INSTRUCCIÓN A. Sustituye "viña" por "huerta" y reproduce el fragmento del texto sobre caminar según el Espíritu que va desde "Salvar lo que" hasta "que da fruto.".
INSTRUCCIÓN B. Prosigue el texto sobre caminar según el Espíritu a partir de su última oración.

TEXTO PROPORCIONADO.
● ● ●

Salvar lo que es propio es caminar según la carne; perderse siguiendo a Jesús
es caminar según el Espíritu. Solo así se da fruto en la viña del Señor. Como
Jesús mismo enseña, no son los que acaparan los que dan fruto en la viña del
Señor, sino los que, sirviendo, siguen la lógica de Dios, que continúa dando y
entregándose (cf. Mt 21, 33-42). Es la lógica de la Pascua, la única
que da fruto.
Mirando
nuestro camino, podemos vernos reflejados en ciertas situaciones de
las comunidades de la Galacia de entonces: qué difícil es calmar la
animadversión y cultivar la comunión; qué complicado es escapar de las
discrepancias y los rechazos mutuos que han sido alimentados durante siglos.
Más difícil aún es resistir a la astuta tentación: estar junto a otros, caminar
juntos, pero con la intención de satisfacer algún interés personal. Esta no es
la lógica del Apóstol, es la de Judas, que caminaba junto a Jesús, pero para su
propio beneficio. La respuesta a nuestros pasos vacilantes es siempre la misma:
caminar según el Espíritu, purificando el corazón del mal, eligiendo con santa
obstinación la vía del Evangelio y rechazando los atajos del mundo.
Después
de tantos años de compromiso ecuménico, en este setenta aniversario del
Consejo, pedimos al Espíritu que fortalezca nuestro caminar. Con demasiada
facilidad este se detiene ante las diferencias que persisten; con frecuencia se
bloquea al empezar, desgastado por el pesimismo. Las distancias no son excusas;
se puede desde ahora caminar según el Espíritu: rezar, evangelizar, servir
juntos, esto es posible y agradable a Dios. Caminar juntos, orar juntos,
trabajar juntos: he aquí nuestro camino fundamental.

● ● ●

DATOS GUARDADOS.
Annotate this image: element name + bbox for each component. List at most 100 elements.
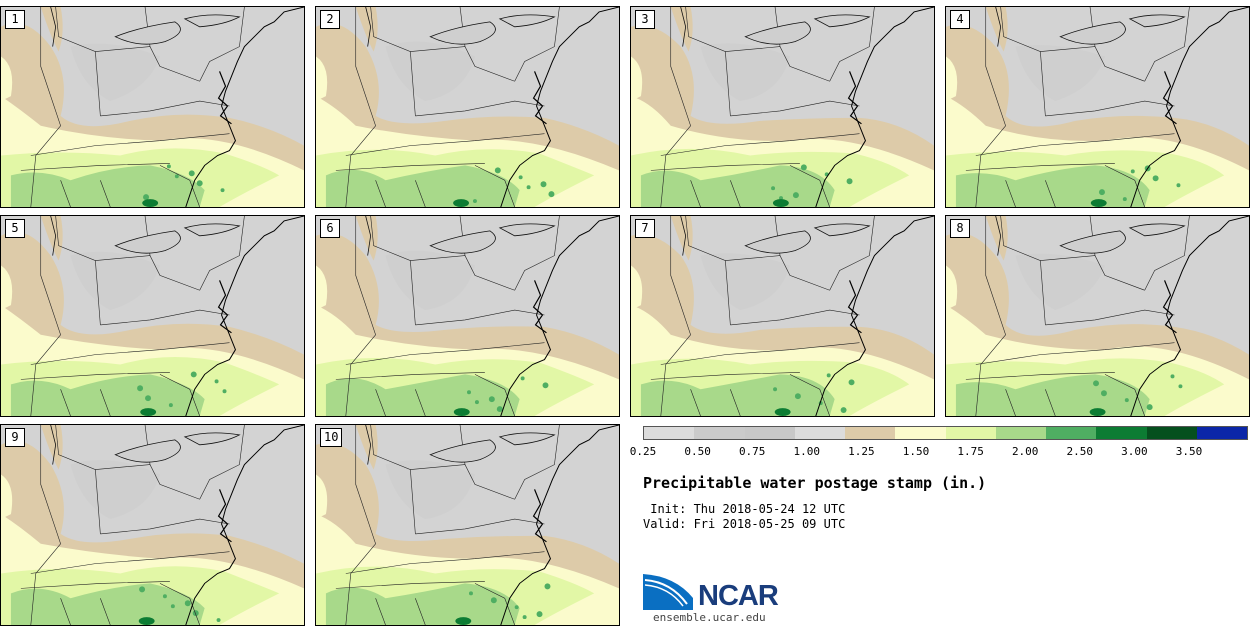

● ● ●

RESPUESTA A.
Salvar lo que es propio es caminar según la carne; perderse siguiendo a Jesús
es caminar según el Espíritu. Solo así se da fruto en la huerta del Señor. Como
Jesús mismo enseña, no son los que acaparan los que dan fruto en la huerta del
Señor, sino los que, sirviendo, siguen la lógica de Dios, que continúa dando y
entregándose (cf. Mt 21, 33-42). Es la lógica de la Pascua, la única
que da fruto.

RESPUESTA B.
Este
camino tiene una meta precisa: la unidad. La vía contraria, la de la división,
conduce a guerras y destrucciones. El Señor nos pide que invoquemos
continuamente la vía de la comunión, que conduce a la paz. La división, en
efecto, «contradice clara y abiertamente la voluntad de Cristo, es un escándalo
para el mundo y perjudica a la causa santísima de predicar el Evangelio a toda
criatura» (Unitatis redintegratio, 1). El Señor nos pide unidad; el mundo,
desgarrado por tantas divisiones que afectan principalmente a los más débiles,
invoca unidad.
Queridos
hermanos y hermanas: He querido venir aquí, peregrino en busca de unidad y paz.
Doy las gracias a Dios porque aquí os he encontrado, hermanos y hermanas ya en
camino. Caminar juntos para nosotros cristianos no es una estrategia para hacer
valer más nuestro peso, sino que es un acto de obediencia al Señor y de amor al
mundo. Pidamos al Padre que caminemos juntos con más vigor por las vías del
Espíritu. La cruz oriente el camino, porque allí, en Jesús, los muros de
separación ya han sido derribados y toda enemistad ha sido derrotada (cf. Ef 2,
14). Allí entendemos que, a pesar de todas nuestras debilidades, nada nos
separará de su amor (cf. Rm 8, 35-39).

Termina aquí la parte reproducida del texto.